-- start of MATERIAL FOR THIS EXERCISE --

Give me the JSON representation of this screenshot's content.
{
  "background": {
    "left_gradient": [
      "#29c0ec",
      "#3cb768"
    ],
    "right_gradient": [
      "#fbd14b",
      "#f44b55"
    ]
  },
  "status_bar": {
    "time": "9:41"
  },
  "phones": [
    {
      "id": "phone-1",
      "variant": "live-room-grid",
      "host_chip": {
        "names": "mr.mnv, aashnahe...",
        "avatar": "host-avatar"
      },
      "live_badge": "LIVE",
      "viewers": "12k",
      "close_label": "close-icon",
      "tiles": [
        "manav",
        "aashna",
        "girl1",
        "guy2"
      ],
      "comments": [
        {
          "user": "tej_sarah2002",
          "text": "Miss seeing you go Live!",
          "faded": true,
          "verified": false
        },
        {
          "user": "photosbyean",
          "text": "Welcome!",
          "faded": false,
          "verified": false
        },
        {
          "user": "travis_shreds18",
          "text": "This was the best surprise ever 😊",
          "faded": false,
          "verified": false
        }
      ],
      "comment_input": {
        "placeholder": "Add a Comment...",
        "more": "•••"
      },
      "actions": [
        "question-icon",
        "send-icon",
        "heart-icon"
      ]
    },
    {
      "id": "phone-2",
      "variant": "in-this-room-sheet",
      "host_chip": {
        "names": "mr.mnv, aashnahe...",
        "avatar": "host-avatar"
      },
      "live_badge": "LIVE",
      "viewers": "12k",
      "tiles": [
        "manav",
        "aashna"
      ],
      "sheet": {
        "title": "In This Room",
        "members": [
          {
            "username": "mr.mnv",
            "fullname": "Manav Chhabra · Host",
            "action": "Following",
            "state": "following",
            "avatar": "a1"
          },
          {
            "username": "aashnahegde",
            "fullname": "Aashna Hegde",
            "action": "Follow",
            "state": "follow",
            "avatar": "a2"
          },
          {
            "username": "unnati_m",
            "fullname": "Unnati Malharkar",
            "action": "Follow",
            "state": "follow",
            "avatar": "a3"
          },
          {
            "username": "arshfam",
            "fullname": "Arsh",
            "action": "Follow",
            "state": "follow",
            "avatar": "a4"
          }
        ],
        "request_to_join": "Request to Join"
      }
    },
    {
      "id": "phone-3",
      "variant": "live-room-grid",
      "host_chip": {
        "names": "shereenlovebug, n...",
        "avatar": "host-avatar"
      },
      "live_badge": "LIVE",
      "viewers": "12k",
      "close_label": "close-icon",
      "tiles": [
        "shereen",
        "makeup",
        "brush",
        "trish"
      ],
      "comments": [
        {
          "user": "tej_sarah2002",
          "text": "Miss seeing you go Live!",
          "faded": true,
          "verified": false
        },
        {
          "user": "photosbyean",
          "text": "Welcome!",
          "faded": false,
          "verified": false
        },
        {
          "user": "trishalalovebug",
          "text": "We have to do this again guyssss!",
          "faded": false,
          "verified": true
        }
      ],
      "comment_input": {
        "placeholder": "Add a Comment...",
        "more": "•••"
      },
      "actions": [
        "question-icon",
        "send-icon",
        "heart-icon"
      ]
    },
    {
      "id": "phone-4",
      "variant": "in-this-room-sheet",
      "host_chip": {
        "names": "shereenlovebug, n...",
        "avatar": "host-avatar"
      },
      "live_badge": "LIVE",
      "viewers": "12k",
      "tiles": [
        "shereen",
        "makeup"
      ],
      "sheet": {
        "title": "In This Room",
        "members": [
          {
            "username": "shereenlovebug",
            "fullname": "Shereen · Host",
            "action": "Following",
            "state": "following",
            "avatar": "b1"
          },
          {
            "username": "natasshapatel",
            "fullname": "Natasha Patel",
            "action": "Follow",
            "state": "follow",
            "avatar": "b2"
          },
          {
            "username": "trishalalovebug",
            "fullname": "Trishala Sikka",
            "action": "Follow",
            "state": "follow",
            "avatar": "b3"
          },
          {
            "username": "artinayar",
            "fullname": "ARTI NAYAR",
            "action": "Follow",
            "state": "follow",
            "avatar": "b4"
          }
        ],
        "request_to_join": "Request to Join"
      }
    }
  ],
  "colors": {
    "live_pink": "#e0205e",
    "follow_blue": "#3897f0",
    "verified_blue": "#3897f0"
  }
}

-- end of MATERIAL FOR THIS EXERCISE --

(EXERCISE REQUIREMENTS): Print the material above once more, exactly.

(EXERCISE ANSWER):
Give me the JSON representation of this screenshot's content.
{
  "background": {
    "left_gradient": [
      "#29c0ec",
      "#3cb768"
    ],
    "right_gradient": [
      "#fbd14b",
      "#f44b55"
    ]
  },
  "status_bar": {
    "time": "9:41"
  },
  "phones": [
    {
      "id": "phone-1",
      "variant": "live-room-grid",
      "host_chip": {
        "names": "mr.mnv, aashnahe...",
        "avatar": "host-avatar"
      },
      "live_badge": "LIVE",
      "viewers": "12k",
      "close_label": "close-icon",
      "tiles": [
        "manav",
        "aashna",
        "girl1",
        "guy2"
      ],
      "comments": [
        {
          "user": "tej_sarah2002",
          "text": "Miss seeing you go Live!",
          "faded": true,
          "verified": false
        },
        {
          "user": "photosbyean",
          "text": "Welcome!",
          "faded": false,
          "verified": false
        },
        {
          "user": "travis_shreds18",
          "text": "This was the best surprise ever 😊",
          "faded": false,
          "verified": false
        }
      ],
      "comment_input": {
        "placeholder": "Add a Comment...",
        "more": "•••"
      },
      "actions": [
        "question-icon",
        "send-icon",
        "heart-icon"
      ]
    },
    {
      "id": "phone-2",
      "variant": "in-this-room-sheet",
      "host_chip": {
        "names": "mr.mnv, aashnahe...",
        "avatar": "host-avatar"
      },
      "live_badge": "LIVE",
      "viewers": "12k",
      "tiles": [
        "manav",
        "aashna"
      ],
      "sheet": {
        "title": "In This Room",
        "members": [
          {
            "username": "mr.mnv",
            "fullname": "Manav Chhabra · Host",
            "action": "Following",
            "state": "following",
            "avatar": "a1"
          },
          {
            "username": "aashnahegde",
            "fullname": "Aashna Hegde",
            "action": "Follow",
            "state": "follow",
            "avatar": "a2"
          },
          {
            "username": "unnati_m",
            "fullname": "Unnati Malharkar",
            "action": "Follow",
            "state": "follow",
            "avatar": "a3"
          },
          {
            "username": "arshfam",
            "fullname": "Arsh",
            "action": "Follow",
            "state": "follow",
            "avatar": "a4"
          }
        ],
        "request_to_join": "Request to Join"
      }
    },
    {
      "id": "phone-3",
      "variant": "live-room-grid",
      "host_chip": {
        "names": "shereenlovebug, n...",
        "avatar": "host-avatar"
      },
      "live_badge": "LIVE",
      "viewers": "12k",
      "close_label": "close-icon",
      "tiles": [
        "shereen",
        "makeup",
        "brush",
        "trish"
      ],
      "comments": [
        {
          "user": "tej_sarah2002",
          "text": "Miss seeing you go Live!",
          "faded": true,
          "verified": false
        },
        {
          "user": "photosbyean",
          "text": "Welcome!",
          "faded": false,
          "verified": false
        },
        {
          "user": "trishalalovebug",
          "text": "We have to do this again guyssss!",
          "faded": false,
          "verified": true
        }
      ],
      "comment_input": {
        "placeholder": "Add a Comment...",
        "more": "•••"
      },
      "actions": [
        "question-icon",
        "send-icon",
        "heart-icon"
      ]
    },
    {
      "id": "phone-4",
      "variant": "in-this-room-sheet",
      "host_chip": {
        "names": "shereenlovebug, n...",
        "avatar": "host-avatar"
      },
      "live_badge": "LIVE",
      "viewers": "12k",
      "tiles": [
        "shereen",
        "makeup"
      ],
      "sheet": {
        "title": "In This Room",
        "members": [
          {
            "username": "shereenlovebug",
            "fullname": "Shereen · Host",
            "action": "Following",
            "state": "following",
            "avatar": "b1"
          },
          {
            "username": "natasshapatel",
            "fullname": "Natasha Patel",
            "action": "Follow",
            "state": "follow",
            "avatar": "b2"
          },
          {
            "username": "trishalalovebug",
            "fullname": "Trishala Sikka",
            "action": "Follow",
            "state": "follow",
            "avatar": "b3"
          },
          {
            "username": "artinayar",
            "fullname": "ARTI NAYAR",
            "action": "Follow",
            "state": "follow",
            "avatar": "b4"
          }
        ],
        "request_to_join": "Request to Join"
      }
    }
  ],
  "colors": {
    "live_pink": "#e0205e",
    "follow_blue": "#3897f0",
    "verified_blue": "#3897f0"
  }
}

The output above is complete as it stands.